| Data for processing |
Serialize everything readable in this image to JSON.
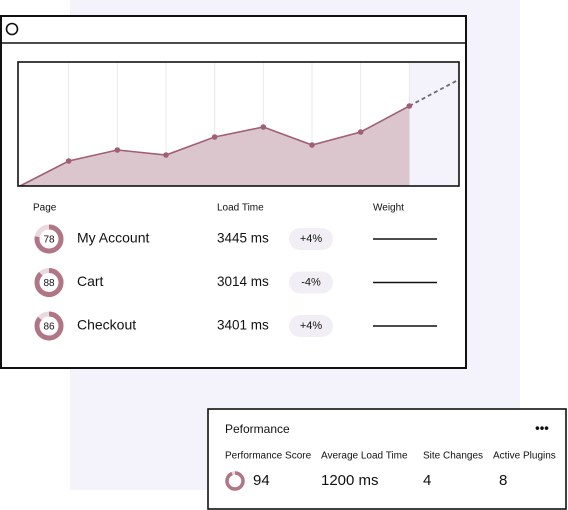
{
  "window": {
    "chart": {
      "values": [
        0,
        25,
        36,
        31,
        49,
        59,
        41,
        54,
        80,
        null
      ],
      "forecast": [
        null,
        null,
        null,
        null,
        null,
        null,
        null,
        null,
        80,
        106
      ],
      "color": "#a05f72"
    },
    "headers": [
      "Page",
      "Load Time",
      "Weight"
    ],
    "rows": [
      {
        "score": 78,
        "page": "My Account",
        "load": "3445 ms",
        "change": "+4%"
      },
      {
        "score": 88,
        "page": "Cart",
        "load": "3014 ms",
        "change": "-4%"
      },
      {
        "score": 86,
        "page": "Checkout",
        "load": "3401 ms",
        "change": "+4%"
      }
    ]
  },
  "card": {
    "title": "Peformance",
    "menu": "•••",
    "stats": [
      {
        "label": "Performance Score",
        "value": 94
      },
      {
        "label": "Average Load Time",
        "value": "1200 ms"
      },
      {
        "label": "Site Changes",
        "value": "4"
      },
      {
        "label": "Active Plugins",
        "value": "8"
      }
    ]
  }
}
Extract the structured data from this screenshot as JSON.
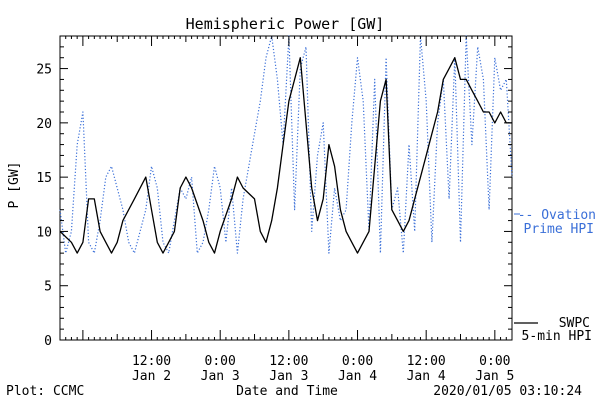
{
  "chart_data": {
    "type": "line",
    "title": "Hemispheric Power [GW]",
    "ylabel": "P [GW]",
    "xlabel": "Date and Time",
    "ylim": [
      0,
      28
    ],
    "yticks": [
      0,
      5,
      10,
      15,
      20,
      25
    ],
    "xlim": [
      "2020-01-01T20:00",
      "2020-01-05T03:00"
    ],
    "xticks": [
      {
        "at": "2020-01-02T12:00",
        "time": "12:00",
        "day": "Jan 2"
      },
      {
        "at": "2020-01-03T00:00",
        "time": "0:00",
        "day": "Jan 3"
      },
      {
        "at": "2020-01-03T12:00",
        "time": "12:00",
        "day": "Jan 3"
      },
      {
        "at": "2020-01-04T00:00",
        "time": "0:00",
        "day": "Jan 4"
      },
      {
        "at": "2020-01-04T12:00",
        "time": "12:00",
        "day": "Jan 4"
      },
      {
        "at": "2020-01-05T00:00",
        "time": "0:00",
        "day": "Jan 5"
      }
    ],
    "grid": false,
    "legend_placement": "right",
    "series": [
      {
        "name": "Ovation Prime HPI",
        "legend_lines": [
          "-- Ovation",
          "Prime HPI"
        ],
        "color": "#3a6fd8",
        "style": "dotted",
        "x": [
          "2020-01-01T20:00",
          "2020-01-01T21:00",
          "2020-01-01T22:00",
          "2020-01-01T23:00",
          "2020-01-02T00:00",
          "2020-01-02T01:00",
          "2020-01-02T02:00",
          "2020-01-02T03:00",
          "2020-01-02T04:00",
          "2020-01-02T05:00",
          "2020-01-02T06:00",
          "2020-01-02T07:00",
          "2020-01-02T08:00",
          "2020-01-02T09:00",
          "2020-01-02T10:00",
          "2020-01-02T11:00",
          "2020-01-02T12:00",
          "2020-01-02T13:00",
          "2020-01-02T14:00",
          "2020-01-02T15:00",
          "2020-01-02T16:00",
          "2020-01-02T17:00",
          "2020-01-02T18:00",
          "2020-01-02T19:00",
          "2020-01-02T20:00",
          "2020-01-02T21:00",
          "2020-01-02T22:00",
          "2020-01-02T23:00",
          "2020-01-03T00:00",
          "2020-01-03T01:00",
          "2020-01-03T02:00",
          "2020-01-03T03:00",
          "2020-01-03T04:00",
          "2020-01-03T05:00",
          "2020-01-03T06:00",
          "2020-01-03T07:00",
          "2020-01-03T08:00",
          "2020-01-03T09:00",
          "2020-01-03T10:00",
          "2020-01-03T11:00",
          "2020-01-03T12:00",
          "2020-01-03T13:00",
          "2020-01-03T14:00",
          "2020-01-03T15:00",
          "2020-01-03T16:00",
          "2020-01-03T17:00",
          "2020-01-03T18:00",
          "2020-01-03T19:00",
          "2020-01-03T20:00",
          "2020-01-03T21:00",
          "2020-01-03T22:00",
          "2020-01-03T23:00",
          "2020-01-04T00:00",
          "2020-01-04T01:00",
          "2020-01-04T02:00",
          "2020-01-04T03:00",
          "2020-01-04T04:00",
          "2020-01-04T05:00",
          "2020-01-04T06:00",
          "2020-01-04T07:00",
          "2020-01-04T08:00",
          "2020-01-04T09:00",
          "2020-01-04T10:00",
          "2020-01-04T11:00",
          "2020-01-04T12:00",
          "2020-01-04T13:00",
          "2020-01-04T14:00",
          "2020-01-04T15:00",
          "2020-01-04T16:00",
          "2020-01-04T17:00",
          "2020-01-04T18:00",
          "2020-01-04T19:00",
          "2020-01-04T20:00",
          "2020-01-04T21:00",
          "2020-01-04T22:00",
          "2020-01-04T23:00",
          "2020-01-05T00:00",
          "2020-01-05T01:00",
          "2020-01-05T02:00",
          "2020-01-05T03:00"
        ],
        "values": [
          12,
          8,
          10,
          18,
          21,
          9,
          8,
          11,
          15,
          16,
          14,
          12,
          9,
          8,
          10,
          12,
          16,
          14,
          9,
          8,
          11,
          14,
          13,
          15,
          8,
          9,
          12,
          16,
          14,
          9,
          14,
          8,
          13,
          16,
          19,
          22,
          26,
          28,
          24,
          18,
          28,
          12,
          25,
          27,
          10,
          17,
          20,
          8,
          14,
          11,
          12,
          20,
          26,
          22,
          10,
          24,
          8,
          26,
          12,
          14,
          8,
          18,
          10,
          28,
          22,
          9,
          20,
          24,
          13,
          26,
          9,
          28,
          18,
          27,
          24,
          12,
          26,
          23,
          24,
          15
        ]
      },
      {
        "name": "SWPC 5-min HPI",
        "legend_lines": [
          "SWPC",
          "5-min HPI"
        ],
        "color": "#000000",
        "style": "solid",
        "x": [
          "2020-01-01T20:00",
          "2020-01-01T22:00",
          "2020-01-01T23:00",
          "2020-01-02T00:00",
          "2020-01-02T01:00",
          "2020-01-02T02:00",
          "2020-01-02T03:00",
          "2020-01-02T04:00",
          "2020-01-02T05:00",
          "2020-01-02T06:00",
          "2020-01-02T07:00",
          "2020-01-02T09:00",
          "2020-01-02T11:00",
          "2020-01-02T12:00",
          "2020-01-02T13:00",
          "2020-01-02T14:00",
          "2020-01-02T15:00",
          "2020-01-02T16:00",
          "2020-01-02T17:00",
          "2020-01-02T18:00",
          "2020-01-02T19:00",
          "2020-01-02T21:00",
          "2020-01-02T22:00",
          "2020-01-02T23:00",
          "2020-01-03T00:00",
          "2020-01-03T02:00",
          "2020-01-03T03:00",
          "2020-01-03T04:00",
          "2020-01-03T06:00",
          "2020-01-03T07:00",
          "2020-01-03T08:00",
          "2020-01-03T09:00",
          "2020-01-03T10:00",
          "2020-01-03T11:00",
          "2020-01-03T12:00",
          "2020-01-03T13:00",
          "2020-01-03T14:00",
          "2020-01-03T15:00",
          "2020-01-03T16:00",
          "2020-01-03T17:00",
          "2020-01-03T18:00",
          "2020-01-03T19:00",
          "2020-01-03T20:00",
          "2020-01-03T21:00",
          "2020-01-03T22:00",
          "2020-01-03T23:00",
          "2020-01-04T00:00",
          "2020-01-04T01:00",
          "2020-01-04T02:00",
          "2020-01-04T03:00",
          "2020-01-04T04:00",
          "2020-01-04T05:00",
          "2020-01-04T06:00",
          "2020-01-04T07:00",
          "2020-01-04T08:00",
          "2020-01-04T09:00",
          "2020-01-04T10:00",
          "2020-01-04T11:00",
          "2020-01-04T12:00",
          "2020-01-04T13:00",
          "2020-01-04T14:00",
          "2020-01-04T15:00",
          "2020-01-04T16:00",
          "2020-01-04T17:00",
          "2020-01-04T18:00",
          "2020-01-04T19:00",
          "2020-01-04T20:00",
          "2020-01-04T21:00",
          "2020-01-04T22:00",
          "2020-01-04T23:00",
          "2020-01-05T00:00",
          "2020-01-05T01:00",
          "2020-01-05T02:00",
          "2020-01-05T03:00"
        ],
        "values": [
          10,
          9,
          8,
          9,
          13,
          13,
          10,
          9,
          8,
          9,
          11,
          13,
          15,
          12,
          9,
          8,
          9,
          10,
          14,
          15,
          14,
          11,
          9,
          8,
          10,
          13,
          15,
          14,
          13,
          10,
          9,
          11,
          14,
          18,
          22,
          24,
          26,
          20,
          14,
          11,
          13,
          18,
          16,
          12,
          10,
          9,
          8,
          9,
          10,
          16,
          22,
          24,
          12,
          11,
          10,
          11,
          13,
          15,
          17,
          19,
          21,
          24,
          25,
          26,
          24,
          24,
          23,
          22,
          21,
          21,
          20,
          21,
          20,
          20
        ]
      }
    ]
  },
  "footer": {
    "plot_credit": "Plot: CCMC",
    "timestamp": "2020/01/05 03:10:24"
  }
}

| Objective |
State the number of lines holding the word "name" in the listing. Add nothing else.

| Task answer |
2